> [STORED RECORDS]:
____________________
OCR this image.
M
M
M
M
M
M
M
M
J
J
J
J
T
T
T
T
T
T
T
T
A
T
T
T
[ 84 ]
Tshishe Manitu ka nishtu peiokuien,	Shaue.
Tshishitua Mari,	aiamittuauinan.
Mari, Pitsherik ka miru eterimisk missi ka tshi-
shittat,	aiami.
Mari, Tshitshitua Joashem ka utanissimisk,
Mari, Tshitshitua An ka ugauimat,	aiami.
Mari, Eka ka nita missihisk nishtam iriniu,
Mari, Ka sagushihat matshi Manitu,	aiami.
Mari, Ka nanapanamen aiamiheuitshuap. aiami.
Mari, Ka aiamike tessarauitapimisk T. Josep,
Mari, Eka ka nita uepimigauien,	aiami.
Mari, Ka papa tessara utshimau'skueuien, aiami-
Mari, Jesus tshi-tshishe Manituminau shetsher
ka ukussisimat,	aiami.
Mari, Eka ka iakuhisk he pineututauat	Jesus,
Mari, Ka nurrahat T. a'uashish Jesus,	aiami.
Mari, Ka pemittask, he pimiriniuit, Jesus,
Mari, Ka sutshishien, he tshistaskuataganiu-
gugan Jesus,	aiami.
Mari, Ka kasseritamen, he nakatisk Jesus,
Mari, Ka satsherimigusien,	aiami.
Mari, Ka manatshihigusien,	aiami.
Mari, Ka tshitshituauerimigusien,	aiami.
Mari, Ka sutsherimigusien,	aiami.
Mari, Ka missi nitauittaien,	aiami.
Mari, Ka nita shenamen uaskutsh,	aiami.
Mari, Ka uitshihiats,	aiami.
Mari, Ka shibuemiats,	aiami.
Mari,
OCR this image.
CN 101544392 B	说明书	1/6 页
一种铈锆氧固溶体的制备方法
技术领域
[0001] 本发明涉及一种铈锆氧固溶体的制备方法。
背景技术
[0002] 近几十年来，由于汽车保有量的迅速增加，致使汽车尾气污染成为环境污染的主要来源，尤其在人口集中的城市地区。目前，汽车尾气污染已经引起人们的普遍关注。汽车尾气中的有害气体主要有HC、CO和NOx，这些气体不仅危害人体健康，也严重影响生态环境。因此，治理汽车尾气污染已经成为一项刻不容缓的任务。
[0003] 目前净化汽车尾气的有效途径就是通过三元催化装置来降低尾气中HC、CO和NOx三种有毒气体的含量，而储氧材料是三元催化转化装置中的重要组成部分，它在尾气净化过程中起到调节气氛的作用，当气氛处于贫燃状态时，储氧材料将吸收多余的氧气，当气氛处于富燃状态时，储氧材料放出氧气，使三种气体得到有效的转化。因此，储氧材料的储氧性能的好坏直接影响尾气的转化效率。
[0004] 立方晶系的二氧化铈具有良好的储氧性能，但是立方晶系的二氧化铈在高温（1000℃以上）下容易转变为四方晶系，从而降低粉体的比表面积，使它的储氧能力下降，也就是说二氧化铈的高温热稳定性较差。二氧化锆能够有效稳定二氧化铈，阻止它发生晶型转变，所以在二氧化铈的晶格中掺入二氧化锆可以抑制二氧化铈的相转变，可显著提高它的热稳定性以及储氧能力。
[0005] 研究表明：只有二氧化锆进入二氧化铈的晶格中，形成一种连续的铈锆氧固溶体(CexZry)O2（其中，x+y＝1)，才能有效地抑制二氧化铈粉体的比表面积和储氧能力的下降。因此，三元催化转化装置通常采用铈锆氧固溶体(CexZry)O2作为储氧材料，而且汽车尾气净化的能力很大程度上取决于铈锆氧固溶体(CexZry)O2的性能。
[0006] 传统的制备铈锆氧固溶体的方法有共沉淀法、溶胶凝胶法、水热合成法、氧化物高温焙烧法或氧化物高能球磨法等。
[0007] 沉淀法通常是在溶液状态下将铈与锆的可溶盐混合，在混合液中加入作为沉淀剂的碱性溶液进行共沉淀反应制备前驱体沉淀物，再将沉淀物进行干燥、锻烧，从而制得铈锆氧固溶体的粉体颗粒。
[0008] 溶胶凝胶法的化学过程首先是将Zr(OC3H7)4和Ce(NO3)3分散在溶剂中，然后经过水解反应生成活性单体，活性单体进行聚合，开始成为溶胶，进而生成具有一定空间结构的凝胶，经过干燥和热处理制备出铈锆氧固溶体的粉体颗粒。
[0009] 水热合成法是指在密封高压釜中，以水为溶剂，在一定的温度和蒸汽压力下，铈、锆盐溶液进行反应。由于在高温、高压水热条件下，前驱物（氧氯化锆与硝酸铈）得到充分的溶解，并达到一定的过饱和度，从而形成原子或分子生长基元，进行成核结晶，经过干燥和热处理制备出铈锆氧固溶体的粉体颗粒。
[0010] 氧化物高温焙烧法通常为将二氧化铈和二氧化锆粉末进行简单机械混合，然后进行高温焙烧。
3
____________________
> [EXERCISE TASK]:
Please reproduce each record precisely as written.

> [WRITTEN SOLUTION]:
OCR this image.
M
M
M
M
M
M
M
M
J
J
J
J
T
T
T
T
T
T
T
T
A
T
T
T
[ 84 ]
Tshishe Manitu ka nishtu peiokuien,	Shaue.
Tshishitua Mari,	aiamittuauinan.
Mari, Pitsherik ka miru eterimisk missi ka tshi-
shittat,	aiami.
Mari, Tshitshitua Joashem ka utanissimisk,
Mari, Tshitshitua An ka ugauimat,	aiami.
Mari, Eka ka nita missihisk nishtam iriniu,
Mari, Ka sagushihat matshi Manitu,	aiami.
Mari, Ka nanapanamen aiamiheuitshuap. aiami.
Mari, Ka aiamike tessarauitapimisk T. Josep,
Mari, Eka ka nita uepimigauien,	aiami.
Mari, Ka papa tessara utshimau'skueuien, aiami-
Mari, Jesus tshi-tshishe Manituminau shetsher
ka ukussisimat,	aiami.
Mari, Eka ka iakuhisk he pineututauat	Jesus,
Mari, Ka nurrahat T. a'uashish Jesus,	aiami.
Mari, Ka pemittask, he pimiriniuit, Jesus,
Mari, Ka sutshishien, he tshistaskuataganiu-
gugan Jesus,	aiami.
Mari, Ka kasseritamen, he nakatisk Jesus,
Mari, Ka satsherimigusien,	aiami.
Mari, Ka manatshihigusien,	aiami.
Mari, Ka tshitshituauerimigusien,	aiami.
Mari, Ka sutsherimigusien,	aiami.
Mari, Ka missi nitauittaien,	aiami.
Mari, Ka nita shenamen uaskutsh,	aiami.
Mari, Ka uitshihiats,	aiami.
Mari, Ka shibuemiats,	aiami.
Mari,
OCR this image.
CN 101544392 B	说明书	1/6 页
一种铈锆氧固溶体的制备方法
技术领域
[0001] 本发明涉及一种铈锆氧固溶体的制备方法。
背景技术
[0002] 近几十年来，由于汽车保有量的迅速增加，致使汽车尾气污染成为环境污染的主要来源，尤其在人口集中的城市地区。目前，汽车尾气污染已经引起人们的普遍关注。汽车尾气中的有害气体主要有HC、CO和NOx，这些气体不仅危害人体健康，也严重影响生态环境。因此，治理汽车尾气污染已经成为一项刻不容缓的任务。
[0003] 目前净化汽车尾气的有效途径就是通过三元催化装置来降低尾气中HC、CO和NOx三种有毒气体的含量，而储氧材料是三元催化转化装置中的重要组成部分，它在尾气净化过程中起到调节气氛的作用，当气氛处于贫燃状态时，储氧材料将吸收多余的氧气，当气氛处于富燃状态时，储氧材料放出氧气，使三种气体得到有效的转化。因此，储氧材料的储氧性能的好坏直接影响尾气的转化效率。
[0004] 立方晶系的二氧化铈具有良好的储氧性能，但是立方晶系的二氧化铈在高温（1000℃以上）下容易转变为四方晶系，从而降低粉体的比表面积，使它的储氧能力下降，也就是说二氧化铈的高温热稳定性较差。二氧化锆能够有效稳定二氧化铈，阻止它发生晶型转变，所以在二氧化铈的晶格中掺入二氧化锆可以抑制二氧化铈的相转变，可显著提高它的热稳定性以及储氧能力。
[0005] 研究表明：只有二氧化锆进入二氧化铈的晶格中，形成一种连续的铈锆氧固溶体(CexZry)O2（其中，x+y＝1)，才能有效地抑制二氧化铈粉体的比表面积和储氧能力的下降。因此，三元催化转化装置通常采用铈锆氧固溶体(CexZry)O2作为储氧材料，而且汽车尾气净化的能力很大程度上取决于铈锆氧固溶体(CexZry)O2的性能。
[0006] 传统的制备铈锆氧固溶体的方法有共沉淀法、溶胶凝胶法、水热合成法、氧化物高温焙烧法或氧化物高能球磨法等。
[0007] 沉淀法通常是在溶液状态下将铈与锆的可溶盐混合，在混合液中加入作为沉淀剂的碱性溶液进行共沉淀反应制备前驱体沉淀物，再将沉淀物进行干燥、锻烧，从而制得铈锆氧固溶体的粉体颗粒。
[0008] 溶胶凝胶法的化学过程首先是将Zr(OC3H7)4和Ce(NO3)3分散在溶剂中，然后经过水解反应生成活性单体，活性单体进行聚合，开始成为溶胶，进而生成具有一定空间结构的凝胶，经过干燥和热处理制备出铈锆氧固溶体的粉体颗粒。
[0009] 水热合成法是指在密封高压釜中，以水为溶剂，在一定的温度和蒸汽压力下，铈、锆盐溶液进行反应。由于在高温、高压水热条件下，前驱物（氧氯化锆与硝酸铈）得到充分的溶解，并达到一定的过饱和度，从而形成原子或分子生长基元，进行成核结晶，经过干燥和热处理制备出铈锆氧固溶体的粉体颗粒。
[0010] 氧化物高温焙烧法通常为将二氧化铈和二氧化锆粉末进行简单机械混合，然后进行高温焙烧。
3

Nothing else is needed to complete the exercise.